**Directive:**
In the entries below, find every line holding the string "Output" and collect it.

**Data in this exercise:**
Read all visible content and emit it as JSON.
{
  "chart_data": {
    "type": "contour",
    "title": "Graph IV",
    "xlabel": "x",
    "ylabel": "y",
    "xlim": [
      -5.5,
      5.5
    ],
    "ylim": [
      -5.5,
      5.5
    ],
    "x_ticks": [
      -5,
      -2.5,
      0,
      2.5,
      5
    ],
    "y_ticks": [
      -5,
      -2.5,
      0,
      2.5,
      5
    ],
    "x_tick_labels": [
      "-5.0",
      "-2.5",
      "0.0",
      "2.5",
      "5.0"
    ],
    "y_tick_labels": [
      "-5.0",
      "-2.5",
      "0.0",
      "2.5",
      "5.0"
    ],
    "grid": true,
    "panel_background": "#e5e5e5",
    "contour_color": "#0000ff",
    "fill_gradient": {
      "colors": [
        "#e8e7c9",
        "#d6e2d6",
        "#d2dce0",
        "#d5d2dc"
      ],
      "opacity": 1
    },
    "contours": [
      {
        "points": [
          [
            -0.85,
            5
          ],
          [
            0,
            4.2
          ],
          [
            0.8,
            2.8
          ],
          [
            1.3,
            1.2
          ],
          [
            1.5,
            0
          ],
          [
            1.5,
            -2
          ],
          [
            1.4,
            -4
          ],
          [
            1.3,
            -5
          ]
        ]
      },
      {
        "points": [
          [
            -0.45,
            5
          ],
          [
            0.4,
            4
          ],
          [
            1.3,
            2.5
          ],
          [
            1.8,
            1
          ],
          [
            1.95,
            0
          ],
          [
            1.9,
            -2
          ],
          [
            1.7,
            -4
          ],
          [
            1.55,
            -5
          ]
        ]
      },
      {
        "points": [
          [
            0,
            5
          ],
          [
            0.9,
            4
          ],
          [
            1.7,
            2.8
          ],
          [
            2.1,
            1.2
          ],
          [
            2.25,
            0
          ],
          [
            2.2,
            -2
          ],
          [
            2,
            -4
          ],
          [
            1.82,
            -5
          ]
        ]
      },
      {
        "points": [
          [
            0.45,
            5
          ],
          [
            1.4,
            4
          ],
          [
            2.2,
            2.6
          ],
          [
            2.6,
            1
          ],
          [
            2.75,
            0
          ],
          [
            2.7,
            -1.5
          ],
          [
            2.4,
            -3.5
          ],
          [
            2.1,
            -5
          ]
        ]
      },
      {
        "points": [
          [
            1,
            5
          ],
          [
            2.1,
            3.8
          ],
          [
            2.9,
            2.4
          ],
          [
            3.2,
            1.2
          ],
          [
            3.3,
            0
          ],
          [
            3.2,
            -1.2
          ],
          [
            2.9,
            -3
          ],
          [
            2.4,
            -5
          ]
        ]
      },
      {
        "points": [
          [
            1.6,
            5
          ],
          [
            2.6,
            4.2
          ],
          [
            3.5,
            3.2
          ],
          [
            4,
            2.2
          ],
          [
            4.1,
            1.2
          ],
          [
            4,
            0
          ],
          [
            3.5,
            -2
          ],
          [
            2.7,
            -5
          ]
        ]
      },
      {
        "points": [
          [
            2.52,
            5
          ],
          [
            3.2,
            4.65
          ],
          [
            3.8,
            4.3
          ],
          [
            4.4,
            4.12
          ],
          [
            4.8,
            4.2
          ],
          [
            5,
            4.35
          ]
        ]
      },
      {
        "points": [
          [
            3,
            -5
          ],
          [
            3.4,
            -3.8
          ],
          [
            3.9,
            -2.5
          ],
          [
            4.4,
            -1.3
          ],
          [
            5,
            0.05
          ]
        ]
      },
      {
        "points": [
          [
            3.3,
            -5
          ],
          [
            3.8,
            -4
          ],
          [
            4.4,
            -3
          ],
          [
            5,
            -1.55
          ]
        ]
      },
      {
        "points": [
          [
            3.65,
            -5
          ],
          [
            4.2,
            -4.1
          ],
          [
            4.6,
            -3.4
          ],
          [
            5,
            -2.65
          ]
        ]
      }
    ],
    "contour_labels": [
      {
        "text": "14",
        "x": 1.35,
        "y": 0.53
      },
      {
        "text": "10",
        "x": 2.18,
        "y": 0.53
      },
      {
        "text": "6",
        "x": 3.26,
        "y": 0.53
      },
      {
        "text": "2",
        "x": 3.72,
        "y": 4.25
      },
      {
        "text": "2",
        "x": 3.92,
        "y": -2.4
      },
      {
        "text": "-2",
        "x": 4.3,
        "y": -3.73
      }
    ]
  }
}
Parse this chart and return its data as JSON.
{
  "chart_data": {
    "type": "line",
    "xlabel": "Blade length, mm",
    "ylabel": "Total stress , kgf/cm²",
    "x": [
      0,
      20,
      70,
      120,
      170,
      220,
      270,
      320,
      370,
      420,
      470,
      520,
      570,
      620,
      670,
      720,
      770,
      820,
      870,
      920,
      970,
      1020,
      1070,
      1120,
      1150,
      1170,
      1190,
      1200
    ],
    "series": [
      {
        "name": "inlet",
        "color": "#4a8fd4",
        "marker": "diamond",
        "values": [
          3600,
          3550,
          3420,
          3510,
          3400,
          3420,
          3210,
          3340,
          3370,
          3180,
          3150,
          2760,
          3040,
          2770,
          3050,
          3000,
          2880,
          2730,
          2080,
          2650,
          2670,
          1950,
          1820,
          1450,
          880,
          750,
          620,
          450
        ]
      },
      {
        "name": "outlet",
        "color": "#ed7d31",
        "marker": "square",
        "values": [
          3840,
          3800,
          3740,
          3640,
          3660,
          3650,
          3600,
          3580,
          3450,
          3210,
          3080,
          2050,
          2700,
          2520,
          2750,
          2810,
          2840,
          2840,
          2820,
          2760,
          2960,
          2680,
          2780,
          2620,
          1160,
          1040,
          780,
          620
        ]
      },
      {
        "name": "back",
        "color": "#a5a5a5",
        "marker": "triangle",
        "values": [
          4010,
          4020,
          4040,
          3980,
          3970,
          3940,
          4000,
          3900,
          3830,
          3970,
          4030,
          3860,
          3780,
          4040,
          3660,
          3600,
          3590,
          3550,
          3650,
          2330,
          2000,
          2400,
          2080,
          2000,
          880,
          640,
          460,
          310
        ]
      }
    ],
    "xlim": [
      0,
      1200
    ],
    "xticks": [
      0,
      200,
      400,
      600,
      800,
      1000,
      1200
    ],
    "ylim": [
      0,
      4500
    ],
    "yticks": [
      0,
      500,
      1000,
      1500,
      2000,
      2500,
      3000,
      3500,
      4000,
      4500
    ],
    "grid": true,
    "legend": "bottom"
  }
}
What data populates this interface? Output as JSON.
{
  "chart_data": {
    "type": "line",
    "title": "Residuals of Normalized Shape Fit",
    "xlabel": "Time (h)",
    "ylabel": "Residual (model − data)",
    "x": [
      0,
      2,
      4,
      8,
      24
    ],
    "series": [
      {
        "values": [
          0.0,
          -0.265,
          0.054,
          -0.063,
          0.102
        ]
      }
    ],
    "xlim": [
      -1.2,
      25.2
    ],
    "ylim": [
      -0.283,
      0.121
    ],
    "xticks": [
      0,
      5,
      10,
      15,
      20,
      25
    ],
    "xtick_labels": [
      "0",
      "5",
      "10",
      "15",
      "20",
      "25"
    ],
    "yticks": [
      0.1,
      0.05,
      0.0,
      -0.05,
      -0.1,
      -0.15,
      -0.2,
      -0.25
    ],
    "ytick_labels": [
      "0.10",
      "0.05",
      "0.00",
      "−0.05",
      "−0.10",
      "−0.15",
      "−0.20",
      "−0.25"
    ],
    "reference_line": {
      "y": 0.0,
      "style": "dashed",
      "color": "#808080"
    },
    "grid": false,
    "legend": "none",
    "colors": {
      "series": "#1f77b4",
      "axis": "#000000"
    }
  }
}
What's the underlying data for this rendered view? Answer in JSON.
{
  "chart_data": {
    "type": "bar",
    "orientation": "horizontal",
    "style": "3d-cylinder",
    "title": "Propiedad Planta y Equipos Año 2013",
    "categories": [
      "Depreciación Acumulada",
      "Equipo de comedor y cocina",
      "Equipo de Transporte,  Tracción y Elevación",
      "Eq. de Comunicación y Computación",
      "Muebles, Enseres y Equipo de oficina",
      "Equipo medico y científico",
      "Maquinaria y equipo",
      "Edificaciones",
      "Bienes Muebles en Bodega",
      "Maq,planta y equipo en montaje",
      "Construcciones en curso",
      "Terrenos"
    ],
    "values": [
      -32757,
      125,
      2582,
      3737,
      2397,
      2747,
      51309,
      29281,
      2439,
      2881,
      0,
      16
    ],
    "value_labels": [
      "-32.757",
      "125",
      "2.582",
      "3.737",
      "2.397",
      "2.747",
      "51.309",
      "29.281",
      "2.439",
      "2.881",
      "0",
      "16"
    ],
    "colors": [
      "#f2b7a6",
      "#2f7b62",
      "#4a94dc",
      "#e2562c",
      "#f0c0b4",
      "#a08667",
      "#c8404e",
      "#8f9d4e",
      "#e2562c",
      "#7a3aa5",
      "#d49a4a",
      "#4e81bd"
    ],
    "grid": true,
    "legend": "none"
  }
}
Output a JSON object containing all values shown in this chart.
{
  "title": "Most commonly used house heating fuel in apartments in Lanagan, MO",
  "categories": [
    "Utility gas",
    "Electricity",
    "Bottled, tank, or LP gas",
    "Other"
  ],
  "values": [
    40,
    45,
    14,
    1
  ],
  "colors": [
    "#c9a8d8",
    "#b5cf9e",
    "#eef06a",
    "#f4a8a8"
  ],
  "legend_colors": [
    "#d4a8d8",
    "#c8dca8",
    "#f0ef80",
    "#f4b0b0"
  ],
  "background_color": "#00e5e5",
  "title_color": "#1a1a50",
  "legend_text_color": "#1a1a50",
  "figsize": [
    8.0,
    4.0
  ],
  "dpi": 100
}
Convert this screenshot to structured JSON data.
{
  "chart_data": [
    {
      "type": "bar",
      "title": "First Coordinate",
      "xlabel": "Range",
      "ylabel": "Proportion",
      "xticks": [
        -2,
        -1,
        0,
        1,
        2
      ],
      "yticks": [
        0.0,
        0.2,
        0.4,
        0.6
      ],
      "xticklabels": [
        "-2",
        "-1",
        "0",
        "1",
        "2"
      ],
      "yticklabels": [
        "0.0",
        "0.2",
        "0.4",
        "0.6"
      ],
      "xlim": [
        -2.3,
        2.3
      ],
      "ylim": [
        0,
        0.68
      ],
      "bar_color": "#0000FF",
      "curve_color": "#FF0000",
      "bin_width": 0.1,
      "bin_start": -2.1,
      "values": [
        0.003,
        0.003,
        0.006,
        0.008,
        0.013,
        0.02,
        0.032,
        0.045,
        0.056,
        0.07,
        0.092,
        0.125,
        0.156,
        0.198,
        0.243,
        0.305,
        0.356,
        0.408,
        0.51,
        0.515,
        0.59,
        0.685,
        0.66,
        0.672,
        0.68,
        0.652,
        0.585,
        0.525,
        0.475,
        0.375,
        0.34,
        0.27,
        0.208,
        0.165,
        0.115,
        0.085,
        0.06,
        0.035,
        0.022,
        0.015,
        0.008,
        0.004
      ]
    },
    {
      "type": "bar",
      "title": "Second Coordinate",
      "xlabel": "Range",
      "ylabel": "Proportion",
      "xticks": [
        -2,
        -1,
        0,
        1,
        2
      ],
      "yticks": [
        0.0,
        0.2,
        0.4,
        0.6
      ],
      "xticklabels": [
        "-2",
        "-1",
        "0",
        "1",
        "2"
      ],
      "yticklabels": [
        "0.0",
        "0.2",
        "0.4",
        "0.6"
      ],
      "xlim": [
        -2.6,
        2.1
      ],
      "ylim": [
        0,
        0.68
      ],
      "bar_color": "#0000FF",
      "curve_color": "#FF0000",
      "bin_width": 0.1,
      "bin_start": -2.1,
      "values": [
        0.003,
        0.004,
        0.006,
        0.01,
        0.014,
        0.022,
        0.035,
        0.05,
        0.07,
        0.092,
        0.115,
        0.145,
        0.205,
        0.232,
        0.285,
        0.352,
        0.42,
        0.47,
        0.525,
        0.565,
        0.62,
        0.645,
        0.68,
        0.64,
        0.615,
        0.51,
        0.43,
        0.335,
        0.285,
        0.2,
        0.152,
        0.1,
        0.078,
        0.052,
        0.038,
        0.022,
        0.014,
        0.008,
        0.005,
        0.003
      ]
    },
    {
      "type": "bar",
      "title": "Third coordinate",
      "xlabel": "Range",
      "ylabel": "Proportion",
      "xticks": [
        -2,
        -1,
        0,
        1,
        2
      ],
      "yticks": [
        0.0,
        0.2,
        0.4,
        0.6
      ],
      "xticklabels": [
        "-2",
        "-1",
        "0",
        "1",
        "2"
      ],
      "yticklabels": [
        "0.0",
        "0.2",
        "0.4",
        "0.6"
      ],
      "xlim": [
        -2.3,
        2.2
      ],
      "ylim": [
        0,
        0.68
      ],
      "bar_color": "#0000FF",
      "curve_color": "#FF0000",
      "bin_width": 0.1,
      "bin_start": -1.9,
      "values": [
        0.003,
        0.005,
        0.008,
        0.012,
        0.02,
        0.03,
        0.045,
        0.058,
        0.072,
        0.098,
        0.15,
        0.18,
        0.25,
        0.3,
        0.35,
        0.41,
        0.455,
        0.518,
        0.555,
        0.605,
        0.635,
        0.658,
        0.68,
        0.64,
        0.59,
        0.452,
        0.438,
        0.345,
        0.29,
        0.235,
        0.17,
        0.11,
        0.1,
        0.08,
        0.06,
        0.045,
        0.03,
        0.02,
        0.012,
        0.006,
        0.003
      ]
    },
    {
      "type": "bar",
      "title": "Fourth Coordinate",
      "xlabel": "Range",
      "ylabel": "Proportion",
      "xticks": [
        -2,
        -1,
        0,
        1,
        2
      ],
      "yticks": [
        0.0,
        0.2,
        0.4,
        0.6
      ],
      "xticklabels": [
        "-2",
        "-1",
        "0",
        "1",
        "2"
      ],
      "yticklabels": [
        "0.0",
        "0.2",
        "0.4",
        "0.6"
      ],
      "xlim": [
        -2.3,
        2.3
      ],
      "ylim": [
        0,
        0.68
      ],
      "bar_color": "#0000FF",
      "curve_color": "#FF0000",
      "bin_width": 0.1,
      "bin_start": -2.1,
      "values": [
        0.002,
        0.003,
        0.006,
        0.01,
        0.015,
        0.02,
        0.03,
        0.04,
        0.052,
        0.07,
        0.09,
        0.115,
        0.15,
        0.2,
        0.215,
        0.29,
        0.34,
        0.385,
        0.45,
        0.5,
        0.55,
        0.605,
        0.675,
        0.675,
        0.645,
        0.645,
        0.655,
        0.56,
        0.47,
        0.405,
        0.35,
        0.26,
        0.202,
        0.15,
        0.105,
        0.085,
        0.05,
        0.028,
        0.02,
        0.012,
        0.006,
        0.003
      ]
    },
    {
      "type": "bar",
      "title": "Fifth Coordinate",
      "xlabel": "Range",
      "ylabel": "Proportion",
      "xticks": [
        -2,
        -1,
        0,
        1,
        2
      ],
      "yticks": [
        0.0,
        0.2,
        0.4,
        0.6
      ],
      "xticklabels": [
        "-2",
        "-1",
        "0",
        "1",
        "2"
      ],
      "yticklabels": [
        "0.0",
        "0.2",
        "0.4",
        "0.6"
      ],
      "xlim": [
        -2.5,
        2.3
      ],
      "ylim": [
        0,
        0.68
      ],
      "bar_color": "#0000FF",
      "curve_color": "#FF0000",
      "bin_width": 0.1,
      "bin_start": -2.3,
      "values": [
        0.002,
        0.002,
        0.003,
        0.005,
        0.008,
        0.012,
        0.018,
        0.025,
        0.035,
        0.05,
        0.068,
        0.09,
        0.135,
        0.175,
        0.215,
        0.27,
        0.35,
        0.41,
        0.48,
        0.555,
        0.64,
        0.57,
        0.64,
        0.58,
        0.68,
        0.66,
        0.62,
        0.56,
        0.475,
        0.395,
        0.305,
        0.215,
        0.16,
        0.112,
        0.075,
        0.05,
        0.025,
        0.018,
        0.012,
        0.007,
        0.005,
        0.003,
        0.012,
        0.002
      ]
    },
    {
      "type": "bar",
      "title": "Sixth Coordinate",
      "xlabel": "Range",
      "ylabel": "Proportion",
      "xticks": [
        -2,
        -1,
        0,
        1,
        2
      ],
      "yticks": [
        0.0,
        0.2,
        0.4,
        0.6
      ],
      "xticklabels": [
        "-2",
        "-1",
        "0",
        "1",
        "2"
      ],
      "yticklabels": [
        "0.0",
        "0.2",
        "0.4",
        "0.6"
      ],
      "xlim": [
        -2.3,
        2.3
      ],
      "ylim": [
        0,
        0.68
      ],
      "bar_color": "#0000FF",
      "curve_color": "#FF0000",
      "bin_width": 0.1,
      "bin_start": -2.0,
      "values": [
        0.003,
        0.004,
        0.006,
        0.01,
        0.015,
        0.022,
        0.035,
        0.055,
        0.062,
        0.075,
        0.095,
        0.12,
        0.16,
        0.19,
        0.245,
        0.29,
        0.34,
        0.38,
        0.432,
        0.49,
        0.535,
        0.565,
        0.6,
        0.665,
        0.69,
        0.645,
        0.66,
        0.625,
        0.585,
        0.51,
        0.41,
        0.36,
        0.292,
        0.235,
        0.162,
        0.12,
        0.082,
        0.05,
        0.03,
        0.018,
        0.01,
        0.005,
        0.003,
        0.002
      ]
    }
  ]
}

**Solution to this problem:**
What data populates this interface? Output as JSON.
Output a JSON object containing all values shown in this chart.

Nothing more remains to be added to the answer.